Copy the items word for word, beginning with the line that contains "description-cell: Assembly descriptors" and ending with the line that contains "path-cell: src/assembly xyxy=(32,444,425,483)".
[begin Given records]
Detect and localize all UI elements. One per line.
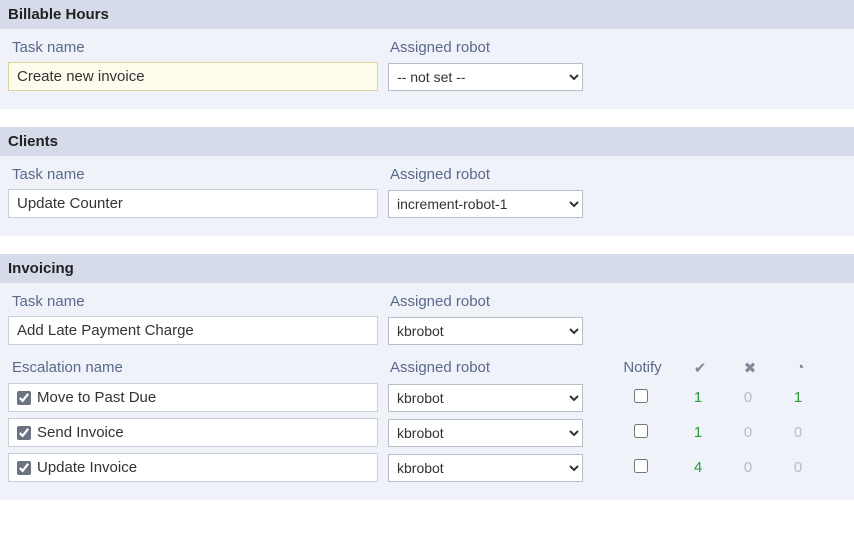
section-title: Invoicing	[0, 254, 854, 283]
notify-checkbox[interactable]	[634, 459, 648, 473]
fail-count: 0	[723, 424, 773, 441]
section-body: Task nameAssigned robot Create new invoic…	[0, 29, 854, 109]
success-count: 1	[673, 389, 723, 406]
section-title: Clients	[0, 127, 854, 156]
success-count: 4	[673, 459, 723, 476]
escalation-name-label: Move to Past Due	[37, 389, 156, 406]
section-title: Billable Hours	[0, 0, 854, 29]
check-icon: ✔	[694, 359, 707, 377]
assigned-robot-select[interactable]: -- not set --increment-robot-1kbrobot	[388, 63, 583, 91]
escalation-header-row: Escalation nameAssigned robot Notify ✔ ✖ ◔	[8, 359, 846, 377]
escalation-enabled-checkbox[interactable]	[17, 426, 31, 440]
task-name-input[interactable]: Create new invoice	[8, 62, 378, 91]
assigned-robot-select[interactable]: -- not set --increment-robot-1kbrobot	[388, 454, 583, 482]
pending-count: 1	[773, 389, 823, 406]
escalation-row: Update Invoice -- not set --increment-rob…	[8, 453, 846, 482]
config-section: Billable Hours Task nameAssigned robot Cre…	[0, 0, 854, 109]
task-row: Create new invoice -- not set --increment…	[8, 62, 846, 91]
escalation-name-label: Send Invoice	[37, 424, 124, 441]
notify-checkbox[interactable]	[634, 424, 648, 438]
section-body: Task nameAssigned robotAdd Late Payment …	[0, 283, 854, 500]
assigned-robot-header: Assigned robot	[390, 359, 590, 377]
task-name-header: Task name	[10, 39, 390, 56]
success-count: 1	[673, 424, 723, 441]
assigned-robot-select[interactable]: -- not set --increment-robot-1kbrobot	[388, 317, 583, 345]
escalation-item: Move to Past Due	[8, 383, 378, 412]
pending-count: 0	[773, 459, 823, 476]
escalation-item: Update Invoice	[8, 453, 378, 482]
task-name-input[interactable]: Add Late Payment Charge	[8, 316, 378, 345]
clock-icon: ◔	[795, 359, 804, 376]
escalation-row: Send Invoice -- not set --increment-robot…	[8, 418, 846, 447]
escalation-item: Send Invoice	[8, 418, 378, 447]
assigned-robot-select[interactable]: -- not set --increment-robot-1kbrobot	[388, 384, 583, 412]
notify-header: Notify	[610, 359, 675, 377]
escalation-name-header: Escalation name	[10, 359, 390, 377]
assigned-robot-header: Assigned robot	[390, 39, 590, 56]
task-header-row: Task nameAssigned robot	[8, 293, 846, 310]
escalation-enabled-checkbox[interactable]	[17, 391, 31, 405]
x-icon: ✖	[744, 359, 757, 377]
assigned-robot-header: Assigned robot	[390, 166, 590, 183]
config-section: InvoicingTask nameAssigned robotAdd Late…	[0, 254, 854, 500]
fail-count: 0	[723, 389, 773, 406]
config-section: Clients Task nameAssigned robot Update Cou…	[0, 127, 854, 236]
task-name-input[interactable]: Update Counter	[8, 189, 378, 218]
assigned-robot-header: Assigned robot	[390, 293, 590, 310]
task-name-header: Task name	[10, 166, 390, 183]
notify-checkbox[interactable]	[634, 389, 648, 403]
fail-count: 0	[723, 459, 773, 476]
section-body: Task nameAssigned robot Update Counter -- …	[0, 156, 854, 236]
task-header-row: Task nameAssigned robot	[8, 166, 846, 183]
assigned-robot-select[interactable]: -- not set --increment-robot-1kbrobot	[388, 419, 583, 447]
pending-count: 0	[773, 424, 823, 441]
task-header-row: Task nameAssigned robot	[8, 39, 846, 56]
task-row: Add Late Payment Charge -- not set --incr…	[8, 316, 846, 345]
assigned-robot-select[interactable]: -- not set --increment-robot-1kbrobot	[388, 190, 583, 218]
task-row: Update Counter -- not set --increment-rob…	[8, 189, 846, 218]
escalation-enabled-checkbox[interactable]	[17, 461, 31, 475]
escalation-name-label: Update Invoice	[37, 459, 137, 476]
task-name-header: Task name	[10, 293, 390, 310]
escalation-row: Move to Past Due -- not set --increment-r…	[8, 383, 846, 412]
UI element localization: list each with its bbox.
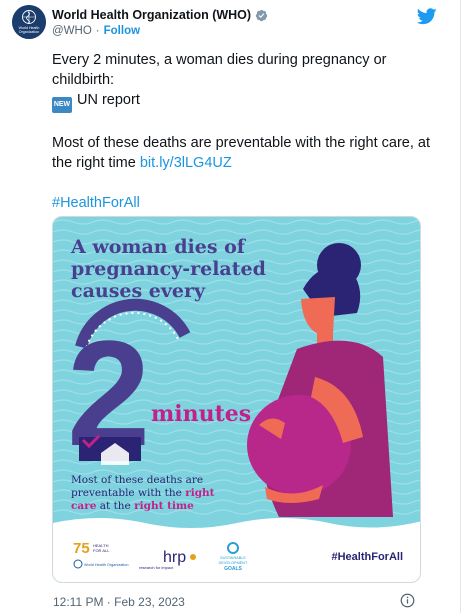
tweet-text: Every 2 minutes, a woman dies during pre… <box>52 50 432 213</box>
hashtag-link[interactable]: #HealthForAll <box>52 193 432 213</box>
note-line3-c: right time <box>134 500 194 512</box>
handle-row: @WHO · Follow <box>52 25 140 37</box>
avatar[interactable]: World Health Organization <box>12 5 46 39</box>
logo-sdg-line1: SUSTAINABLE <box>220 556 246 560</box>
logo-sdg-line2: DEVELOPMENT <box>219 561 248 565</box>
logo-hrp-sub: research for impact <box>139 565 174 570</box>
twitter-bird-icon[interactable] <box>417 8 437 25</box>
tweet-media-image[interactable]: A woman dies of pregnancy-related causes… <box>52 216 421 583</box>
hrp-dot-icon <box>190 554 196 560</box>
name-row: World Health Organization (WHO) <box>52 8 268 22</box>
note-line1: Most of these deaths are <box>71 474 203 486</box>
note-line2-b: right <box>185 487 214 499</box>
note-line3-b: at the <box>96 500 134 512</box>
headline-line1: A woman dies of <box>70 236 247 258</box>
infographic: A woman dies of pregnancy-related causes… <box>53 217 420 582</box>
logo-sdg-line3: GOALS <box>224 566 242 572</box>
tweet-timestamp[interactable]: 12:11 PM · Feb 23, 2023 <box>53 595 185 609</box>
tweet-text-line1: Every 2 minutes, a woman dies during pre… <box>52 52 387 88</box>
logo-75: 75 <box>73 540 90 557</box>
infographic-hashtag: #HealthForAll <box>331 551 403 563</box>
new-badge-icon: NEW <box>52 97 72 113</box>
avatar-text-2: Organization <box>19 30 39 34</box>
headline-line2: pregnancy-related <box>71 258 266 280</box>
tweet-text-line3-body: Most of these deaths are preventable wit… <box>52 135 431 171</box>
who-logo-icon: World Health Organization <box>12 5 46 39</box>
handle[interactable]: @WHO <box>52 25 92 37</box>
tweet-text-line3: Most of these deaths are preventable wit… <box>52 133 432 173</box>
verified-badge-icon <box>255 9 268 21</box>
logo-75-sub2: FOR ALL <box>93 548 110 553</box>
tweet-text-un-report: UN report <box>77 92 140 108</box>
tweet-card: World Health Organization World Health O… <box>0 0 463 613</box>
logo-hrp: hrp <box>163 549 186 566</box>
note-line2: preventable with the right <box>71 487 215 499</box>
unit-word: minutes <box>151 401 251 427</box>
headline-line3: causes every <box>71 280 206 302</box>
logo-who-text: World Health Organization <box>84 563 128 567</box>
handle-separator: · <box>95 25 100 37</box>
note-line2-a: preventable with the <box>71 487 185 499</box>
card-border <box>460 0 461 613</box>
tweet-text-line2: NEW UN report <box>52 90 432 113</box>
display-name[interactable]: World Health Organization (WHO) <box>52 8 251 22</box>
note-line3: care at the right time <box>71 500 194 512</box>
note-line3-a: care <box>71 500 97 512</box>
info-icon[interactable] <box>400 593 415 608</box>
short-link[interactable]: bit.ly/3lLG4UZ <box>140 155 232 171</box>
follow-link[interactable]: Follow <box>104 25 140 37</box>
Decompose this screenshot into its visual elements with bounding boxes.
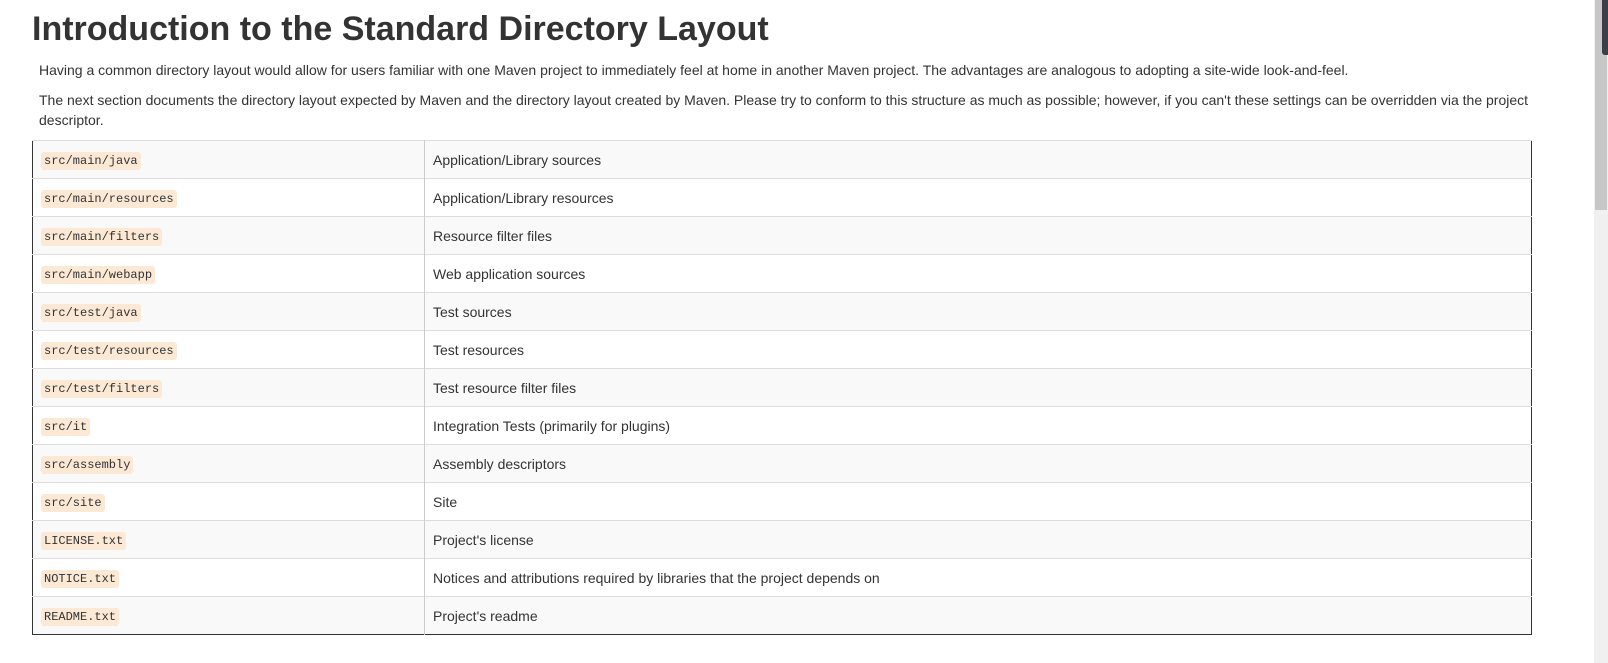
description-cell: Assembly descriptors xyxy=(424,444,1532,483)
description-cell: Notices and attributions required by lib… xyxy=(424,558,1532,597)
path-cell: src/main/filters xyxy=(32,216,425,255)
path-cell: README.txt xyxy=(32,596,425,635)
directory-path: src/main/resources xyxy=(41,190,177,208)
path-cell: src/test/java xyxy=(32,292,425,331)
directory-path: src/main/webapp xyxy=(41,266,156,284)
table-row: README.txt Project's readme xyxy=(32,596,1532,635)
path-cell: src/assembly xyxy=(32,444,425,483)
description-cell: Application/Library resources xyxy=(424,178,1532,217)
path-cell: LICENSE.txt xyxy=(32,520,425,559)
table-row: src/assembly Assembly descriptors xyxy=(32,444,1532,483)
main-content: Introduction to the Standard Directory L… xyxy=(32,0,1532,635)
description-cell: Web application sources xyxy=(424,254,1532,293)
directory-path: src/test/resources xyxy=(41,342,177,360)
description-cell: Test sources xyxy=(424,292,1532,331)
directory-path: src/main/java xyxy=(41,152,141,170)
vertical-scrollbar[interactable] xyxy=(1594,0,1608,663)
directory-path: src/site xyxy=(41,494,105,512)
path-cell: NOTICE.txt xyxy=(32,558,425,597)
directory-path: README.txt xyxy=(41,608,120,626)
table-row: NOTICE.txt Notices and attributions requ… xyxy=(32,558,1532,597)
directory-path: NOTICE.txt xyxy=(41,570,120,588)
table-row: src/test/filters Test resource filter fi… xyxy=(32,368,1532,407)
path-cell: src/main/resources xyxy=(32,178,425,217)
table-row: LICENSE.txt Project's license xyxy=(32,520,1532,559)
window-edge-handle xyxy=(1602,0,1608,55)
intro-paragraph-2: The next section documents the directory… xyxy=(39,92,1529,128)
directory-path: src/test/filters xyxy=(41,380,163,398)
table-row: src/main/filters Resource filter files xyxy=(32,216,1532,255)
directory-path: LICENSE.txt xyxy=(41,532,127,550)
table-row: src/site Site xyxy=(32,482,1532,521)
table-row: src/main/resources Application/Library r… xyxy=(32,178,1532,217)
page-title: Introduction to the Standard Directory L… xyxy=(32,10,769,48)
description-cell: Site xyxy=(424,482,1532,521)
directory-path: src/test/java xyxy=(41,304,141,322)
path-cell: src/test/resources xyxy=(32,330,425,369)
description-cell: Project's readme xyxy=(424,596,1532,635)
table-row: src/main/webapp Web application sources xyxy=(32,254,1532,293)
description-cell: Test resources xyxy=(424,330,1532,369)
path-cell: src/main/webapp xyxy=(32,254,425,293)
table-row: src/test/java Test sources xyxy=(32,292,1532,331)
directory-path: src/it xyxy=(41,418,91,436)
description-cell: Application/Library sources xyxy=(424,140,1532,179)
description-cell: Test resource filter files xyxy=(424,368,1532,407)
description-cell: Resource filter files xyxy=(424,216,1532,255)
path-cell: src/main/java xyxy=(32,140,425,179)
path-cell: src/site xyxy=(32,482,425,521)
path-cell: src/it xyxy=(32,406,425,445)
directory-layout-table: src/main/java Application/Library source… xyxy=(32,140,1532,635)
table-row: src/main/java Application/Library source… xyxy=(32,140,1532,179)
intro-paragraph-1: Having a common directory layout would a… xyxy=(39,62,1349,78)
directory-path: src/assembly xyxy=(41,456,134,474)
table-row: src/test/resources Test resources xyxy=(32,330,1532,369)
description-cell: Integration Tests (primarily for plugins… xyxy=(424,406,1532,445)
path-cell: src/test/filters xyxy=(32,368,425,407)
directory-path: src/main/filters xyxy=(41,228,163,246)
description-cell: Project's license xyxy=(424,520,1532,559)
table-row: src/it Integration Tests (primarily for … xyxy=(32,406,1532,445)
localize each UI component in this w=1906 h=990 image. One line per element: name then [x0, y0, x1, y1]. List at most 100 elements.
[end Given records]
- [Task result]
description-cell: Assembly descriptors xyxy=(424,444,1532,483)
description-cell: Notices and attributions required by lib… xyxy=(424,558,1532,597)
path-cell: src/main/filters xyxy=(32,216,425,255)
path-cell: README.txt xyxy=(32,596,425,635)
directory-path: src/main/resources xyxy=(41,190,177,208)
path-cell: src/test/java xyxy=(32,292,425,331)
directory-path: src/main/webapp xyxy=(41,266,156,284)
table-row: README.txt Project's readme xyxy=(32,596,1532,635)
path-cell: src/assembly xyxy=(32,444,425,483)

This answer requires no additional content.